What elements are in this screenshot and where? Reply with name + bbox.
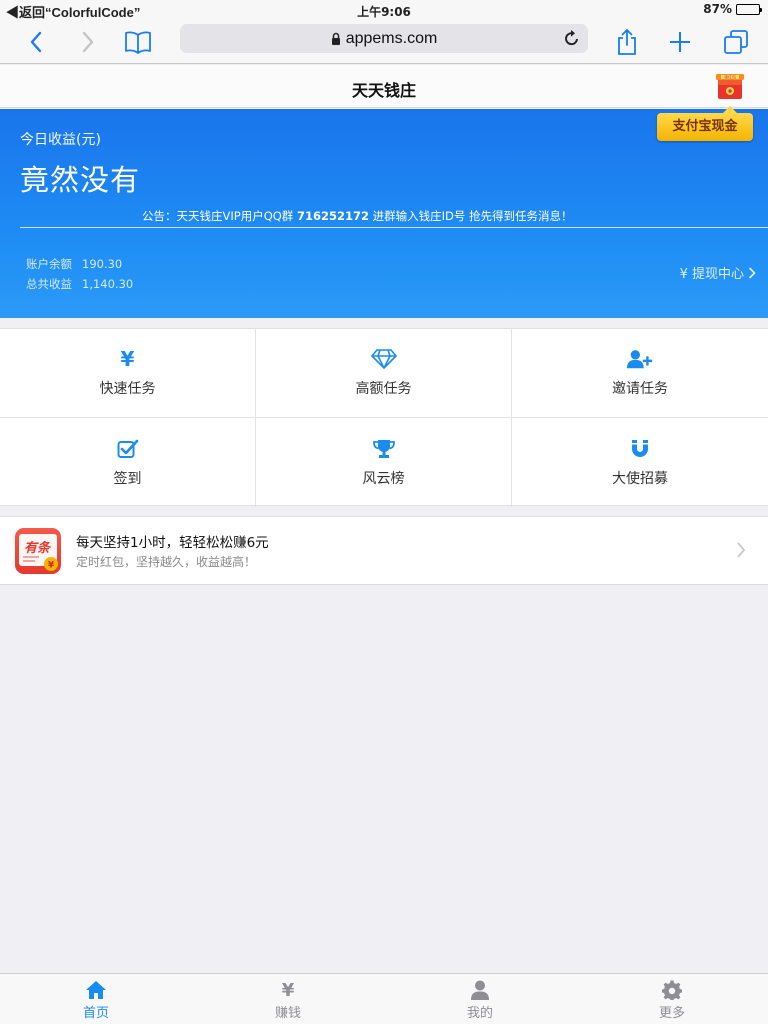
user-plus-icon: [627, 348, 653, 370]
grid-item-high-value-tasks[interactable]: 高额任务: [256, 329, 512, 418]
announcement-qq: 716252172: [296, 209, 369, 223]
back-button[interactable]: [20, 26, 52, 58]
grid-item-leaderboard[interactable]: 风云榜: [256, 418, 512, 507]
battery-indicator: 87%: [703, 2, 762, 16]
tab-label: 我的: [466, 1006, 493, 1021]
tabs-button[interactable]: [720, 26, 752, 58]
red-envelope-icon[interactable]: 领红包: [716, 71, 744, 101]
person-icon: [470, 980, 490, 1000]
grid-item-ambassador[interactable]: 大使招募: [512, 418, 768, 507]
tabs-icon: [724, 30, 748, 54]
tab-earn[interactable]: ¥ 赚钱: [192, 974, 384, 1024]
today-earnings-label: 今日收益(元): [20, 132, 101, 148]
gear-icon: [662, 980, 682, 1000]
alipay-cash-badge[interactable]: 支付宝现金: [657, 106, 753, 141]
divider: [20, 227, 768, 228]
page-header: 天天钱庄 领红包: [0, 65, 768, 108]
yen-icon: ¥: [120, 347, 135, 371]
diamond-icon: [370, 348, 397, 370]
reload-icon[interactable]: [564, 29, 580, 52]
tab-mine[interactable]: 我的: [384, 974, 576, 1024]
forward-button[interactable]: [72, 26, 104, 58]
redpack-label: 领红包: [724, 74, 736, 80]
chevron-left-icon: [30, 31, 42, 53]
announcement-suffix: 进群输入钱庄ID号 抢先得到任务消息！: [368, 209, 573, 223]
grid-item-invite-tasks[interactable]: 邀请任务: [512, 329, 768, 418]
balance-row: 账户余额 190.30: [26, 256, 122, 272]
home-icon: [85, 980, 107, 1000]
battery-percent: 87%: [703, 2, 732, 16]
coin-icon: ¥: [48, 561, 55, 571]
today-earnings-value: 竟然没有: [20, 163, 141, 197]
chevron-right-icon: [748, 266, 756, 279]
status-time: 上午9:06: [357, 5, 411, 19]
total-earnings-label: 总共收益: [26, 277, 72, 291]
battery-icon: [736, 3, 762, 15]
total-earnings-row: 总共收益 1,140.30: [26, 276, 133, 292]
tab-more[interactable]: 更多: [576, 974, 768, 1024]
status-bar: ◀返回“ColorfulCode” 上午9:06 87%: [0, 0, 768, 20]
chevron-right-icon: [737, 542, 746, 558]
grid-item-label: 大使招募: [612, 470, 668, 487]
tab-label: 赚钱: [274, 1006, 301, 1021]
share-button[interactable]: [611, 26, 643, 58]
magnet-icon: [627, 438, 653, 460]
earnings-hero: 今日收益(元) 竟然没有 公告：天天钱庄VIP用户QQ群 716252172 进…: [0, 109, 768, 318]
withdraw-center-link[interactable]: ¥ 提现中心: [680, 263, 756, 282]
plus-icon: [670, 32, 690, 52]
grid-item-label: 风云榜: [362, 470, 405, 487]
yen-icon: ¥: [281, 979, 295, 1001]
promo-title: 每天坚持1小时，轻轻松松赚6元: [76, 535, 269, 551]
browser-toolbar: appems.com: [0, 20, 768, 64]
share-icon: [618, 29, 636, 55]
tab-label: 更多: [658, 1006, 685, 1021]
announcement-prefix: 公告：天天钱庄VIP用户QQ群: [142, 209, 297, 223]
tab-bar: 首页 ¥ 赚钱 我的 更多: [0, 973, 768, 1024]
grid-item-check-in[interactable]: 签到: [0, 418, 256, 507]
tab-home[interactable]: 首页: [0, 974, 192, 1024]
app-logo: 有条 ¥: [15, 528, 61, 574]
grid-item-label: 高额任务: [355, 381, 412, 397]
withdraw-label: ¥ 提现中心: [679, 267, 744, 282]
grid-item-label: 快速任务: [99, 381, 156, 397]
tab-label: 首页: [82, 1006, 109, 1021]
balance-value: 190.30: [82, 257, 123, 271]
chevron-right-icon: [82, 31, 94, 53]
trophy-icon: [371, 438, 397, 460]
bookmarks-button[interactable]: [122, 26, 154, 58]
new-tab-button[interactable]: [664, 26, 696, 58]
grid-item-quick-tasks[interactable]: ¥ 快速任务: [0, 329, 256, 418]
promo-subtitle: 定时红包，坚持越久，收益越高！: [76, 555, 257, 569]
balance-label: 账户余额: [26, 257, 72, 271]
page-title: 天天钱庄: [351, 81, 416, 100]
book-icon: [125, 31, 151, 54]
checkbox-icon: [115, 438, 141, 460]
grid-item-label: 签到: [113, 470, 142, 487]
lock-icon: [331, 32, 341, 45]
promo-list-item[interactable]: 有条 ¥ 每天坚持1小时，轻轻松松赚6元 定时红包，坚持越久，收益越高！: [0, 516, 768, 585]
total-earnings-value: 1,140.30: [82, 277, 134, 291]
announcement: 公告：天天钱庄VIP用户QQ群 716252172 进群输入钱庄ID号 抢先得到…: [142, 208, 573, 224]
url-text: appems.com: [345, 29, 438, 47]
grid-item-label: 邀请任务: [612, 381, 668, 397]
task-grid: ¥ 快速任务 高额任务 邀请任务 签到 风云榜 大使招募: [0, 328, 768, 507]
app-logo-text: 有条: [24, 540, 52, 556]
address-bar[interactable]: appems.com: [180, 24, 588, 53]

____________

■ Given problem: Reproduce all of the data above line for line, without changing anything. Omit the pictures.

■ The response:
What elements are in this screenshot and where? Reply with name + bbox.
user-plus-icon: [627, 348, 653, 370]
grid-item-high-value-tasks[interactable]: 高额任务: [256, 329, 512, 418]
announcement-qq: 716252172: [296, 209, 369, 223]
back-button[interactable]: [20, 26, 52, 58]
grid-item-leaderboard[interactable]: 风云榜: [256, 418, 512, 507]
battery-indicator: 87%: [703, 2, 762, 16]
tab-label: 我的: [466, 1006, 493, 1021]
tabs-button[interactable]: [720, 26, 752, 58]
red-envelope-icon[interactable]: 领红包: [716, 71, 744, 101]
person-icon: [470, 980, 490, 1000]
grid-item-ambassador[interactable]: 大使招募: [512, 418, 768, 507]
tabs-icon: [724, 30, 748, 54]
tab-earn[interactable]: ¥ 赚钱: [192, 974, 384, 1024]
today-earnings-label: 今日收益(元): [20, 132, 101, 148]
gear-icon: [662, 980, 682, 1000]
alipay-cash-badge[interactable]: 支付宝现金: [657, 106, 753, 141]
divider: [20, 227, 768, 228]
page-header: 天天钱庄 领红包: [0, 65, 768, 108]
yen-icon: ¥: [120, 347, 135, 371]
diamond-icon: [370, 348, 397, 370]
reload-icon[interactable]: [564, 29, 580, 52]
tab-mine[interactable]: 我的: [384, 974, 576, 1024]
forward-button[interactable]: [72, 26, 104, 58]
redpack-label: 领红包: [724, 74, 736, 80]
chevron-left-icon: [30, 31, 42, 53]
announcement-suffix: 进群输入钱庄ID号 抢先得到任务消息！: [368, 209, 573, 223]
grid-item-invite-tasks[interactable]: 邀请任务: [512, 329, 768, 418]
balance-row: 账户余额 190.30: [26, 256, 122, 272]
home-icon: [85, 980, 107, 1000]
battery-percent: 87%: [703, 2, 732, 16]
coin-icon: ¥: [48, 561, 55, 571]
today-earnings-value: 竟然没有: [20, 163, 141, 197]
chevron-right-icon: [748, 266, 756, 279]
status-time: 上午9:06: [357, 5, 411, 19]
total-earnings-label: 总共收益: [26, 277, 72, 291]
battery-icon: [736, 3, 762, 15]
total-earnings-row: 总共收益 1,140.30: [26, 276, 133, 292]
tab-more[interactable]: 更多: [576, 974, 768, 1024]
status-bar: ◀返回“ColorfulCode” 上午9:06 87%: [0, 0, 768, 20]
chevron-right-icon: [737, 542, 746, 558]
grid-item-label: 大使招募: [612, 470, 668, 487]
tab-label: 赚钱: [274, 1006, 301, 1021]
share-button[interactable]: [611, 26, 643, 58]
magnet-icon: [627, 438, 653, 460]
earnings-hero: 今日收益(元) 竟然没有 公告：天天钱庄VIP用户QQ群 716252172 进…: [0, 109, 768, 318]
withdraw-center-link[interactable]: ¥ 提现中心: [680, 263, 756, 282]
plus-icon: [670, 32, 690, 52]
grid-item-label: 风云榜: [362, 470, 405, 487]
yen-icon: ¥: [281, 979, 295, 1001]
promo-title: 每天坚持1小时，轻轻松松赚6元: [76, 535, 269, 551]
browser-toolbar: appems.com: [0, 20, 768, 64]
share-icon: [618, 29, 636, 55]
tab-label: 更多: [658, 1006, 685, 1021]
announcement-prefix: 公告：天天钱庄VIP用户QQ群: [142, 209, 297, 223]
tab-bar: 首页 ¥ 赚钱 我的 更多: [0, 973, 768, 1024]
grid-item-check-in[interactable]: 签到: [0, 418, 256, 507]
tab-home[interactable]: 首页: [0, 974, 192, 1024]
app-logo: 有条 ¥: [15, 528, 61, 574]
grid-item-label: 高额任务: [355, 381, 412, 397]
withdraw-label: ¥ 提现中心: [679, 267, 744, 282]
grid-item-label: 快速任务: [99, 381, 156, 397]
tab-label: 首页: [82, 1006, 109, 1021]
balance-value: 190.30: [82, 257, 123, 271]
chevron-right-icon: [82, 31, 94, 53]
trophy-icon: [371, 438, 397, 460]
bookmarks-button[interactable]: [122, 26, 154, 58]
new-tab-button[interactable]: [664, 26, 696, 58]
grid-item-quick-tasks[interactable]: ¥ 快速任务: [0, 329, 256, 418]
promo-subtitle: 定时红包，坚持越久，收益越高！: [76, 555, 257, 569]
balance-label: 账户余额: [26, 257, 72, 271]
page-title: 天天钱庄: [351, 81, 416, 100]
book-icon: [125, 31, 151, 54]
checkbox-icon: [115, 438, 141, 460]
grid-item-label: 签到: [113, 470, 142, 487]
lock-icon: [331, 32, 341, 45]
promo-list-item[interactable]: 有条 ¥ 每天坚持1小时，轻轻松松赚6元 定时红包，坚持越久，收益越高！: [0, 516, 768, 585]
total-earnings-value: 1,140.30: [82, 277, 134, 291]
announcement: 公告：天天钱庄VIP用户QQ群 716252172 进群输入钱庄ID号 抢先得到…: [142, 208, 573, 224]
url-text: appems.com: [345, 29, 438, 47]
grid-item-label: 邀请任务: [612, 381, 668, 397]
task-grid: ¥ 快速任务 高额任务 邀请任务 签到 风云榜 大使招募: [0, 328, 768, 507]
app-logo-text: 有条: [24, 540, 52, 556]
address-bar[interactable]: appems.com: [180, 24, 588, 53]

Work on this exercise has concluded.